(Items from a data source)
══════════
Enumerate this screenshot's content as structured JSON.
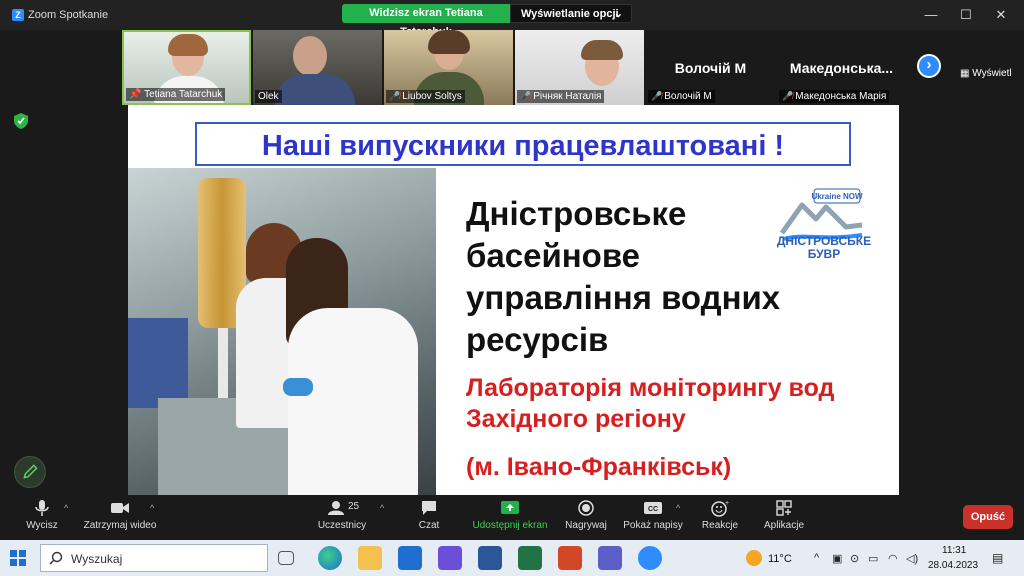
{
  "window": {
    "title": "Zoom Spotkanie",
    "share_banner": "Widzisz ekran Tetiana Tatarchuk",
    "view_options": "Wyświetlanie opcji",
    "view_button": "Wyświetl"
  },
  "gallery": {
    "participants": [
      {
        "name": "Tetiana Tatarchuk",
        "pinned": true,
        "muted": false
      },
      {
        "name": "Olek",
        "pinned": false,
        "muted": false
      },
      {
        "name": "Liubov Soltys",
        "pinned": false,
        "muted": true
      },
      {
        "name": "Річняк Наталія",
        "pinned": false,
        "muted": true
      },
      {
        "name": "Волочій М",
        "big_label": "Волочій М",
        "pinned": false,
        "muted": true
      },
      {
        "name": "Македонська Марія",
        "big_label": "Македонська...",
        "pinned": false,
        "muted": true
      }
    ]
  },
  "slide": {
    "title": "Наші випускники працевлаштовані !",
    "org_lines": [
      "Дністровське",
      "басейнове",
      "управління водних",
      "ресурсів"
    ],
    "lab_lines": [
      "Лабораторія моніторингу вод",
      "Західного регіону"
    ],
    "city": "(м. Івано-Франківськ)",
    "logo_badge": "Ukraine NOW",
    "logo_lines": [
      "ДНІСТРОВСЬКЕ",
      "БУВР"
    ]
  },
  "toolbar": {
    "mute": "Wycisz",
    "stop_video": "Zatrzymaj wideo",
    "participants_count": "25",
    "participants": "Uczestnicy",
    "chat": "Czat",
    "share": "Udostępnij ekran",
    "record": "Nagrywaj",
    "captions": "Pokaż napisy",
    "reactions": "Reakcje",
    "apps": "Aplikacje",
    "leave": "Opuść"
  },
  "taskbar": {
    "search_placeholder": "Wyszukaj",
    "temperature": "11°C",
    "time": "11:31",
    "date": "28.04.2023"
  },
  "colors": {
    "share_green": "#23b14d",
    "title_blue": "#2e35c9",
    "lab_red": "#d71f1f",
    "leave_red": "#c9312a",
    "zoom_blue": "#2d8cff"
  }
}
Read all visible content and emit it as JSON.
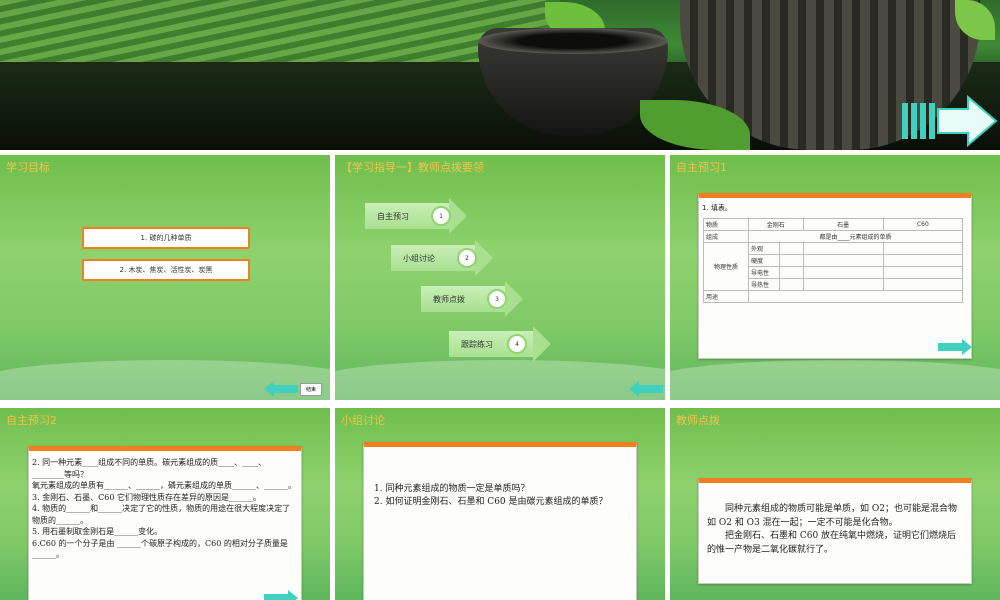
{
  "banner": {
    "colors": {
      "dark": "#0c1a0b",
      "accent": "#3fd0c0"
    }
  },
  "slides": {
    "s1": {
      "title": "学习目标",
      "items": [
        "1. 碳的几种单质",
        "2. 木炭、焦炭、活性炭、炭黑"
      ],
      "back_label": "结束"
    },
    "s2": {
      "title": "【学习指导一】教师点拨要领",
      "steps": [
        {
          "label": "自主预习",
          "num": "1"
        },
        {
          "label": "小组讨论",
          "num": "2"
        },
        {
          "label": "教师点拨",
          "num": "3"
        },
        {
          "label": "跟踪练习",
          "num": "4"
        }
      ]
    },
    "s3": {
      "title": "自主预习1",
      "heading": "1. 填表。",
      "table": {
        "cols": [
          "物质",
          "金刚石",
          "石墨",
          "C60"
        ],
        "composition_label": "组成",
        "composition_value": "都是由____元素组成的单质",
        "phys_label": "物理性质",
        "phys_rows": [
          "外观",
          "硬度",
          "导电性",
          "导热性"
        ],
        "use_label": "用途"
      }
    },
    "s4": {
      "title": "自主预习2",
      "lines": [
        "2. 同一种元素____组成不同的单质。碳元素组成的质____、____、________等吗？",
        "氧元素组成的单质有______、______，磷元素组成的单质______、______。",
        "3. 金刚石、石墨、C60 它们物理性质存在差异的原因是______。",
        "4. 物质的______和______决定了它的性质，物质的用途在很大程度决定了物质的______。",
        "5. 用石墨制取金刚石是______变化。",
        "6.C60 的一个分子是由 ______个碳原子构成的，C60 的相对分子质量是______。"
      ]
    },
    "s5": {
      "title": "小组讨论",
      "lines": [
        "1. 同种元素组成的物质一定是单质吗？",
        "2. 如何证明金刚石、石墨和 C60 是由碳元素组成的单质？"
      ]
    },
    "s6": {
      "title": "教师点拨",
      "lines": [
        "同种元素组成的物质可能是单质，如 O2；也可能是混合物如 O2 和 O3 混在一起；一定不可能是化合物。",
        "把金刚石、石墨和 C60 放在纯氧中燃烧，证明它们燃烧后的惟一产物是二氧化碳就行了。"
      ]
    }
  }
}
══════════
▸ **Work to do**
The material above must be printed exactly, with its pictures left out.

▸ **Result of this exercise**
Enumerate this screenshot's content as structured JSON.
{
  "window": {
    "title": "Zoom Spotkanie",
    "share_banner": "Widzisz ekran Tetiana Tatarchuk",
    "view_options": "Wyświetlanie opcji",
    "view_button": "Wyświetl"
  },
  "gallery": {
    "participants": [
      {
        "name": "Tetiana Tatarchuk",
        "pinned": true,
        "muted": false
      },
      {
        "name": "Olek",
        "pinned": false,
        "muted": false
      },
      {
        "name": "Liubov Soltys",
        "pinned": false,
        "muted": true
      },
      {
        "name": "Річняк Наталія",
        "pinned": false,
        "muted": true
      },
      {
        "name": "Волочій М",
        "big_label": "Волочій М",
        "pinned": false,
        "muted": true
      },
      {
        "name": "Македонська Марія",
        "big_label": "Македонська...",
        "pinned": false,
        "muted": true
      }
    ]
  },
  "slide": {
    "title": "Наші випускники працевлаштовані !",
    "org_lines": [
      "Дністровське",
      "басейнове",
      "управління водних",
      "ресурсів"
    ],
    "lab_lines": [
      "Лабораторія моніторингу вод",
      "Західного регіону"
    ],
    "city": "(м. Івано-Франківськ)",
    "logo_badge": "Ukraine NOW",
    "logo_lines": [
      "ДНІСТРОВСЬКЕ",
      "БУВР"
    ]
  },
  "toolbar": {
    "mute": "Wycisz",
    "stop_video": "Zatrzymaj wideo",
    "participants_count": "25",
    "participants": "Uczestnicy",
    "chat": "Czat",
    "share": "Udostępnij ekran",
    "record": "Nagrywaj",
    "captions": "Pokaż napisy",
    "reactions": "Reakcje",
    "apps": "Aplikacje",
    "leave": "Opuść"
  },
  "taskbar": {
    "search_placeholder": "Wyszukaj",
    "temperature": "11°C",
    "time": "11:31",
    "date": "28.04.2023"
  },
  "colors": {
    "share_green": "#23b14d",
    "title_blue": "#2e35c9",
    "lab_red": "#d71f1f",
    "leave_red": "#c9312a",
    "zoom_blue": "#2d8cff"
  }
}
Read all visible content and emit it as JSON.
{
  "banner": {
    "colors": {
      "dark": "#0c1a0b",
      "accent": "#3fd0c0"
    }
  },
  "slides": {
    "s1": {
      "title": "学习目标",
      "items": [
        "1. 碳的几种单质",
        "2. 木炭、焦炭、活性炭、炭黑"
      ],
      "back_label": "结束"
    },
    "s2": {
      "title": "【学习指导一】教师点拨要领",
      "steps": [
        {
          "label": "自主预习",
          "num": "1"
        },
        {
          "label": "小组讨论",
          "num": "2"
        },
        {
          "label": "教师点拨",
          "num": "3"
        },
        {
          "label": "跟踪练习",
          "num": "4"
        }
      ]
    },
    "s3": {
      "title": "自主预习1",
      "heading": "1. 填表。",
      "table": {
        "cols": [
          "物质",
          "金刚石",
          "石墨",
          "C60"
        ],
        "composition_label": "组成",
        "composition_value": "都是由____元素组成的单质",
        "phys_label": "物理性质",
        "phys_rows": [
          "外观",
          "硬度",
          "导电性",
          "导热性"
        ],
        "use_label": "用途"
      }
    },
    "s4": {
      "title": "自主预习2",
      "lines": [
        "2. 同一种元素____组成不同的单质。碳元素组成的质____、____、________等吗？",
        "氧元素组成的单质有______、______，磷元素组成的单质______、______。",
        "3. 金刚石、石墨、C60 它们物理性质存在差异的原因是______。",
        "4. 物质的______和______决定了它的性质，物质的用途在很大程度决定了物质的______。",
        "5. 用石墨制取金刚石是______变化。",
        "6.C60 的一个分子是由 ______个碳原子构成的，C60 的相对分子质量是______。"
      ]
    },
    "s5": {
      "title": "小组讨论",
      "lines": [
        "1. 同种元素组成的物质一定是单质吗？",
        "2. 如何证明金刚石、石墨和 C60 是由碳元素组成的单质？"
      ]
    },
    "s6": {
      "title": "教师点拨",
      "lines": [
        "同种元素组成的物质可能是单质，如 O2；也可能是混合物如 O2 和 O3 混在一起；一定不可能是化合物。",
        "把金刚石、石墨和 C60 放在纯氧中燃烧，证明它们燃烧后的惟一产物是二氧化碳就行了。"
      ]
    }
  }
}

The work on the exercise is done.